PROBLEM REQUIREMENTS:
Copy every one of the following rows exactly, character for character.
-- START RAW DATA --
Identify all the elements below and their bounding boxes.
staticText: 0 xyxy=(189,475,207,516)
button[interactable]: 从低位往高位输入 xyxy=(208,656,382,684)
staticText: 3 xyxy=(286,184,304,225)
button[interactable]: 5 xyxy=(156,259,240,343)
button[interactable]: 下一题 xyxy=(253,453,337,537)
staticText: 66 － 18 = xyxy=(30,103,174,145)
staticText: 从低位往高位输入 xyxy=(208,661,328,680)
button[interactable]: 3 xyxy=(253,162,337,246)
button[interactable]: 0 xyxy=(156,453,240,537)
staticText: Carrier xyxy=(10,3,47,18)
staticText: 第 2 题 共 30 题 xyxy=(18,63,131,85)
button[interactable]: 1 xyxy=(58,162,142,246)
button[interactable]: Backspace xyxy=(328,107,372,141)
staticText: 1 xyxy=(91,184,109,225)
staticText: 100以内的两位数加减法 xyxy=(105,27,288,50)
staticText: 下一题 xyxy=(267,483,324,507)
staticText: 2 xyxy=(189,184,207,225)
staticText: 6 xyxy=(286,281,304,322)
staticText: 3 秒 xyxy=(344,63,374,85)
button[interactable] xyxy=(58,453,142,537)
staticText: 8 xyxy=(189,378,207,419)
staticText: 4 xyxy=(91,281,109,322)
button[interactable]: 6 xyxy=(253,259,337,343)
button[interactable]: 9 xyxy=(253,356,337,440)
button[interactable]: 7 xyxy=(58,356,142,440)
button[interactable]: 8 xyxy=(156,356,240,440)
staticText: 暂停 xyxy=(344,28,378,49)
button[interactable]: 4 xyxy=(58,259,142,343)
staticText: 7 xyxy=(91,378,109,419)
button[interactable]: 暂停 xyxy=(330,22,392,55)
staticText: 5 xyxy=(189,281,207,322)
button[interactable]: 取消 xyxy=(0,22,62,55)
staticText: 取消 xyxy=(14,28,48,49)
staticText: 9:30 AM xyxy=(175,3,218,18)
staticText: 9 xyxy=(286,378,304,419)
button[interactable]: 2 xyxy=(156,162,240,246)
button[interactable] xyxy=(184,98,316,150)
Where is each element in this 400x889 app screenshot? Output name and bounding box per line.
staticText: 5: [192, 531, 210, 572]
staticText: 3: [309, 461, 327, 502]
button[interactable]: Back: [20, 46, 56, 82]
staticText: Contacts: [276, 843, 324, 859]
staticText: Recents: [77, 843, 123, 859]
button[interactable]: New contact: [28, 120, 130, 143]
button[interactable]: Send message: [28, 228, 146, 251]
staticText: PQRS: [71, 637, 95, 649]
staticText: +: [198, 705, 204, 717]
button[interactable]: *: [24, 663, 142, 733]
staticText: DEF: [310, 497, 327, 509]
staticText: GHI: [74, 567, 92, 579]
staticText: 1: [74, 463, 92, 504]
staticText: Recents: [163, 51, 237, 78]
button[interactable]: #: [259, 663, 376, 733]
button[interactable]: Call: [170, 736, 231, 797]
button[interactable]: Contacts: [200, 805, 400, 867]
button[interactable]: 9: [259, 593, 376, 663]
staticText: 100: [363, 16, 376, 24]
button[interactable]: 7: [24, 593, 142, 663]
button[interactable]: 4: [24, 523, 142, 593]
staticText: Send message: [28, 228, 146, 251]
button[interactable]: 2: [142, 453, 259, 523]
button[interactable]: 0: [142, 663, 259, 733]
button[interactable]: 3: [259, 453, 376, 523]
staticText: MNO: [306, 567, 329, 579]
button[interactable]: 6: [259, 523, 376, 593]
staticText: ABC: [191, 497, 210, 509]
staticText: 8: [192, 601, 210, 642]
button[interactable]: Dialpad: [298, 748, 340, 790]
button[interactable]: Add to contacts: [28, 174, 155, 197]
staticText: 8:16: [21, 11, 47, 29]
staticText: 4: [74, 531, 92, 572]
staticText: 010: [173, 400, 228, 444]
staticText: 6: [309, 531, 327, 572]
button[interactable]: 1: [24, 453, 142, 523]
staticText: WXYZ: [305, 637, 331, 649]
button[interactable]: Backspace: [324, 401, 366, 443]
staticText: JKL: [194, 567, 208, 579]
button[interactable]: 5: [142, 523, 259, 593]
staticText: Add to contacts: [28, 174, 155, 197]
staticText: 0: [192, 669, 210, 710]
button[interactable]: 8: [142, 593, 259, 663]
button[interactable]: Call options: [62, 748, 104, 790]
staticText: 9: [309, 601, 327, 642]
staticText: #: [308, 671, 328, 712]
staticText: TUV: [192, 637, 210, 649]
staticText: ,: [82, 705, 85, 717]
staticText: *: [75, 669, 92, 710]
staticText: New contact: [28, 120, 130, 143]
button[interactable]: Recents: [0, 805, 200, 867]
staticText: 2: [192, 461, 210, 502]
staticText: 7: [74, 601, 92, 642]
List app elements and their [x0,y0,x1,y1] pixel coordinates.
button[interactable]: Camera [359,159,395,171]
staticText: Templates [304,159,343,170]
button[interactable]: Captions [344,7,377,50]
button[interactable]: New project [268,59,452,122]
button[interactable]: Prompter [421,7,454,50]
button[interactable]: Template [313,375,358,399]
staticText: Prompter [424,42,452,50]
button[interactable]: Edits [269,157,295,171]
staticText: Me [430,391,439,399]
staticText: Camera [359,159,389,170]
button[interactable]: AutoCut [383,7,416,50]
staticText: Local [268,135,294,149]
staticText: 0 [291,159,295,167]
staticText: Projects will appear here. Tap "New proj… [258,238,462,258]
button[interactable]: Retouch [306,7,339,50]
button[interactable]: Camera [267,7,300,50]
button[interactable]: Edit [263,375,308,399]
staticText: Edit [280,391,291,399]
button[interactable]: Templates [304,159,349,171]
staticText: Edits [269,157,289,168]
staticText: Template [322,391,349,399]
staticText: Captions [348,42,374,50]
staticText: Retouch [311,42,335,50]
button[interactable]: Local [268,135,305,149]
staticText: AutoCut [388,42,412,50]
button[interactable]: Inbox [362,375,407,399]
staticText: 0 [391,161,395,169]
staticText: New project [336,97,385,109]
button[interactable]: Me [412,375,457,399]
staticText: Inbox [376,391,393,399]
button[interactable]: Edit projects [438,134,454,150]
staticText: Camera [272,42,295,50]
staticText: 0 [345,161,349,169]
-- END RAW DATA --
EXPECTED ANSWER:
Identify all the elements below and their bounding boxes.
staticText: 0 xyxy=(189,475,207,516)
button[interactable]: 从低位往高位输入 xyxy=(208,656,382,684)
staticText: 3 xyxy=(286,184,304,225)
button[interactable]: 5 xyxy=(156,259,240,343)
button[interactable]: 下一题 xyxy=(253,453,337,537)
staticText: 66 － 18 = xyxy=(30,103,174,145)
staticText: 从低位往高位输入 xyxy=(208,661,328,680)
button[interactable]: 3 xyxy=(253,162,337,246)
button[interactable]: 0 xyxy=(156,453,240,537)
staticText: Carrier xyxy=(10,3,47,18)
staticText: 第 2 题 共 30 题 xyxy=(18,63,131,85)
button[interactable]: 1 xyxy=(58,162,142,246)
button[interactable]: Backspace xyxy=(328,107,372,141)
staticText: 1 xyxy=(91,184,109,225)
staticText: 100以内的两位数加减法 xyxy=(105,27,288,50)
staticText: 下一题 xyxy=(267,483,324,507)
staticText: 2 xyxy=(189,184,207,225)
staticText: 6 xyxy=(286,281,304,322)
staticText: 3 秒 xyxy=(344,63,374,85)
button[interactable] xyxy=(58,453,142,537)
staticText: 8 xyxy=(189,378,207,419)
staticText: 4 xyxy=(91,281,109,322)
button[interactable]: 6 xyxy=(253,259,337,343)
button[interactable]: 9 xyxy=(253,356,337,440)
button[interactable]: 7 xyxy=(58,356,142,440)
button[interactable]: 8 xyxy=(156,356,240,440)
staticText: 暂停 xyxy=(344,28,378,49)
button[interactable]: 4 xyxy=(58,259,142,343)
staticText: 7 xyxy=(91,378,109,419)
button[interactable]: 暂停 xyxy=(330,22,392,55)
staticText: 5 xyxy=(189,281,207,322)
button[interactable]: 取消 xyxy=(0,22,62,55)
staticText: 取消 xyxy=(14,28,48,49)
staticText: 9:30 AM xyxy=(175,3,218,18)
staticText: 9 xyxy=(286,378,304,419)
button[interactable]: 2 xyxy=(156,162,240,246)
button[interactable] xyxy=(184,98,316,150)
Where is each element in this 400x889 app screenshot? Output name and bounding box per line.
staticText: 5: [192, 531, 210, 572]
staticText: 3: [309, 461, 327, 502]
button[interactable]: Back: [20, 46, 56, 82]
staticText: Contacts: [276, 843, 324, 859]
staticText: Recents: [77, 843, 123, 859]
button[interactable]: New contact: [28, 120, 130, 143]
button[interactable]: Send message: [28, 228, 146, 251]
staticText: PQRS: [71, 637, 95, 649]
staticText: +: [198, 705, 204, 717]
button[interactable]: *: [24, 663, 142, 733]
staticText: DEF: [310, 497, 327, 509]
staticText: GHI: [74, 567, 92, 579]
staticText: 1: [74, 463, 92, 504]
staticText: Recents: [163, 51, 237, 78]
button[interactable]: #: [259, 663, 376, 733]
button[interactable]: Call: [170, 736, 231, 797]
button[interactable]: Contacts: [200, 805, 400, 867]
button[interactable]: 9: [259, 593, 376, 663]
staticText: 100: [363, 16, 376, 24]
button[interactable]: 7: [24, 593, 142, 663]
button[interactable]: 4: [24, 523, 142, 593]
staticText: Send message: [28, 228, 146, 251]
button[interactable]: 2: [142, 453, 259, 523]
button[interactable]: 0: [142, 663, 259, 733]
button[interactable]: 3: [259, 453, 376, 523]
staticText: MNO: [306, 567, 329, 579]
button[interactable]: 6: [259, 523, 376, 593]
staticText: ABC: [191, 497, 210, 509]
staticText: 8: [192, 601, 210, 642]
button[interactable]: Dialpad: [298, 748, 340, 790]
button[interactable]: Add to contacts: [28, 174, 155, 197]
staticText: 8:16: [21, 11, 47, 29]
staticText: 4: [74, 531, 92, 572]
staticText: 010: [173, 400, 228, 444]
staticText: 6: [309, 531, 327, 572]
button[interactable]: 1: [24, 453, 142, 523]
staticText: WXYZ: [305, 637, 331, 649]
button[interactable]: Backspace: [324, 401, 366, 443]
staticText: JKL: [194, 567, 208, 579]
button[interactable]: 5: [142, 523, 259, 593]
staticText: Add to contacts: [28, 174, 155, 197]
staticText: 0: [192, 669, 210, 710]
button[interactable]: 8: [142, 593, 259, 663]
button[interactable]: Call options: [62, 748, 104, 790]
staticText: 9: [309, 601, 327, 642]
staticText: #: [308, 671, 328, 712]
staticText: TUV: [192, 637, 210, 649]
staticText: ,: [82, 705, 85, 717]
staticText: *: [75, 669, 92, 710]
staticText: New contact: [28, 120, 130, 143]
button[interactable]: Recents: [0, 805, 200, 867]
staticText: 2: [192, 461, 210, 502]
staticText: 7: [74, 601, 92, 642]
List app elements and their [x0,y0,x1,y1] pixel coordinates.
button[interactable]: Camera [359,159,395,171]
staticText: Templates [304,159,343,170]
button[interactable]: Captions [344,7,377,50]
button[interactable]: New project [268,59,452,122]
button[interactable]: Prompter [421,7,454,50]
button[interactable]: Template [313,375,358,399]
staticText: Prompter [424,42,452,50]
button[interactable]: Edits [269,157,295,171]
staticText: Me [430,391,439,399]
staticText: Camera [359,159,389,170]
button[interactable]: AutoCut [383,7,416,50]
staticText: Local [268,135,294,149]
staticText: 0 [291,159,295,167]
staticText: Projects will appear here. Tap "New proj… [258,238,462,258]
button[interactable]: Retouch [306,7,339,50]
button[interactable]: Camera [267,7,300,50]
button[interactable]: Edit [263,375,308,399]
staticText: Edit [280,391,291,399]
button[interactable]: Templates [304,159,349,171]
staticText: Edits [269,157,289,168]
staticText: Template [322,391,349,399]
staticText: Captions [348,42,374,50]
staticText: Retouch [311,42,335,50]
button[interactable]: Local [268,135,305,149]
staticText: AutoCut [388,42,412,50]
button[interactable]: Inbox [362,375,407,399]
staticText: 0 [391,161,395,169]
staticText: New project [336,97,385,109]
button[interactable]: Me [412,375,457,399]
staticText: Inbox [376,391,393,399]
button[interactable]: Edit projects [438,134,454,150]
staticText: Camera [272,42,295,50]
staticText: 0 [345,161,349,169]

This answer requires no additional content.